▸ Document section
================================

Ice cream and flour is all you need to make a cake that 'tastes like Disneyland'.
Ice cream and flour is all you need to make a cake that 'tastes like Disneyland'.

Have you ever wanted to disguise how much ice cream you consume from your partner or kids? Well now you can with this oh-so-easy baking recipe that blends two of our favourite things.

If after a long day you’re like me – tired but hungry – then you’re probably on the lookout for a quick and easy bake that doesn’t require too much preparation, waiting time or washing up.

Searching for something exactly like that I stumbled across the perfect solution – a cake made with ice cream.

It really doesn’t matter what flavour you choose but most ice creams have about the same amount of egg, milk and sugar in them that you would usually put into a cake, so it would make sense. The only other ingredient you need is flour.

I used Tesco’s finest ice cream and some gluten-free flour.

I attempted to make a coffee and vanilla loaf at first but the lady in the tutorial I watched had a very strong French accent – I thought she’d said to put the oven at 140C but the loaf didn’t rise very high. However, my partner did comment that it “smells and tastes like Disneyland” – seeing as he’s never been to Disneyland I thought it strange but also took it as a good sign.

Then I tried it again using the remaining ice cream to make muffins and setting the oven to 180C and it worked like a charm.

================================

▸ Recorded data
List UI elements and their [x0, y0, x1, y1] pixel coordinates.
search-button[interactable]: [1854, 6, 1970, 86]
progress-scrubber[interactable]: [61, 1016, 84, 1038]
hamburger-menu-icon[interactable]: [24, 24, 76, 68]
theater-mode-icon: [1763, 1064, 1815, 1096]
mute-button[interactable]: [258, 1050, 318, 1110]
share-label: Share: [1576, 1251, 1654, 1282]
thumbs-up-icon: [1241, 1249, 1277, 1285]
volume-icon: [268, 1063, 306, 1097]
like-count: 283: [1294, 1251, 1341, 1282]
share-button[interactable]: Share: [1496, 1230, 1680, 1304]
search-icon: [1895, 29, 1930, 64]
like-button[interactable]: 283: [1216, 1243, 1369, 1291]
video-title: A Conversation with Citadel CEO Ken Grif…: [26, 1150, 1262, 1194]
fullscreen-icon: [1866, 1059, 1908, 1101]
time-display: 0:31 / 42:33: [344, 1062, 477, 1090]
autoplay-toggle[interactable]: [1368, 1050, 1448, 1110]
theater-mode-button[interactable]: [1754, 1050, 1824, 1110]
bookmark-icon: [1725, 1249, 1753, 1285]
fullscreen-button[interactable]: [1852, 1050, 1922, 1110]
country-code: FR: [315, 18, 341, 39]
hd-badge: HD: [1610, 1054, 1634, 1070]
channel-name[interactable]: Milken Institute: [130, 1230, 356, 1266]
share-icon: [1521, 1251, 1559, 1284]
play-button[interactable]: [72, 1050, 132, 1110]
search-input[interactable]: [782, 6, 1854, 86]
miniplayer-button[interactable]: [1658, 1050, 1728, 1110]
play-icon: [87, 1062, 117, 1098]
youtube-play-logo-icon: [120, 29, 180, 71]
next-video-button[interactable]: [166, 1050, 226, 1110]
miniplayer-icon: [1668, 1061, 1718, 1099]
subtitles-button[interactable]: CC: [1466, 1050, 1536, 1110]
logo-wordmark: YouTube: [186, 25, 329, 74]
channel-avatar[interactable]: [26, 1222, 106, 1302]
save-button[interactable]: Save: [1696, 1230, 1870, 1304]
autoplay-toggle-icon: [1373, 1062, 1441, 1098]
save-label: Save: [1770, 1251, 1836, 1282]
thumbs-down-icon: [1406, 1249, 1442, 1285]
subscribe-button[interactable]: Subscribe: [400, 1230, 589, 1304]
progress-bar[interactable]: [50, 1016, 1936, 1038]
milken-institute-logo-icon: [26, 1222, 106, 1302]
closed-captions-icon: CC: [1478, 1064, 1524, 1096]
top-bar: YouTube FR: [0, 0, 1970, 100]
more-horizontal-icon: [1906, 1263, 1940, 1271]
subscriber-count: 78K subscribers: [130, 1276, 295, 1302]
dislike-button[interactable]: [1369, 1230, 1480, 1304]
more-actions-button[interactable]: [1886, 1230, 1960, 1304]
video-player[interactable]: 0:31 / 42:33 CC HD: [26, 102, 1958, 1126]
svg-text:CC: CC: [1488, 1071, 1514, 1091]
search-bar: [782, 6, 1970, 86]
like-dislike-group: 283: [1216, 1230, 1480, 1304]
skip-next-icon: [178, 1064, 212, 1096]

================================

▸ Task list
- a) Transcribe the ice cream cake article from "Searching for something" down to "need is flour.", keeping every word and mark unchanged.
- b) Repeat the entries word for word, from their very first line down to and including the line that contains "subtitles-button[interactable]: CC: [1466, 1050, 1536, 1110]".

▸ Answers by task
- a)
Searching for something exactly like that I stumbled across the perfect solution – a cake made with ice cream.

It really doesn’t matter what flavour you choose but most ice creams have about the same amount of egg, milk and sugar in them that you would usually put into a cake, so it would make sense. The only other ingredient you need is flour.

- b)
List UI elements and their [x0, y0, x1, y1] pixel coordinates.
search-button[interactable]: [1854, 6, 1970, 86]
progress-scrubber[interactable]: [61, 1016, 84, 1038]
hamburger-menu-icon[interactable]: [24, 24, 76, 68]
theater-mode-icon: [1763, 1064, 1815, 1096]
mute-button[interactable]: [258, 1050, 318, 1110]
share-label: Share: [1576, 1251, 1654, 1282]
thumbs-up-icon: [1241, 1249, 1277, 1285]
volume-icon: [268, 1063, 306, 1097]
like-count: 283: [1294, 1251, 1341, 1282]
share-button[interactable]: Share: [1496, 1230, 1680, 1304]
search-icon: [1895, 29, 1930, 64]
like-button[interactable]: 283: [1216, 1243, 1369, 1291]
video-title: A Conversation with Citadel CEO Ken Grif…: [26, 1150, 1262, 1194]
fullscreen-icon: [1866, 1059, 1908, 1101]
time-display: 0:31 / 42:33: [344, 1062, 477, 1090]
autoplay-toggle[interactable]: [1368, 1050, 1448, 1110]
theater-mode-button[interactable]: [1754, 1050, 1824, 1110]
bookmark-icon: [1725, 1249, 1753, 1285]
fullscreen-button[interactable]: [1852, 1050, 1922, 1110]
country-code: FR: [315, 18, 341, 39]
hd-badge: HD: [1610, 1054, 1634, 1070]
channel-name[interactable]: Milken Institute: [130, 1230, 356, 1266]
share-icon: [1521, 1251, 1559, 1284]
play-button[interactable]: [72, 1050, 132, 1110]
search-input[interactable]: [782, 6, 1854, 86]
miniplayer-button[interactable]: [1658, 1050, 1728, 1110]
play-icon: [87, 1062, 117, 1098]
youtube-play-logo-icon: [120, 29, 180, 71]
next-video-button[interactable]: [166, 1050, 226, 1110]
miniplayer-icon: [1668, 1061, 1718, 1099]
subtitles-button[interactable]: CC: [1466, 1050, 1536, 1110]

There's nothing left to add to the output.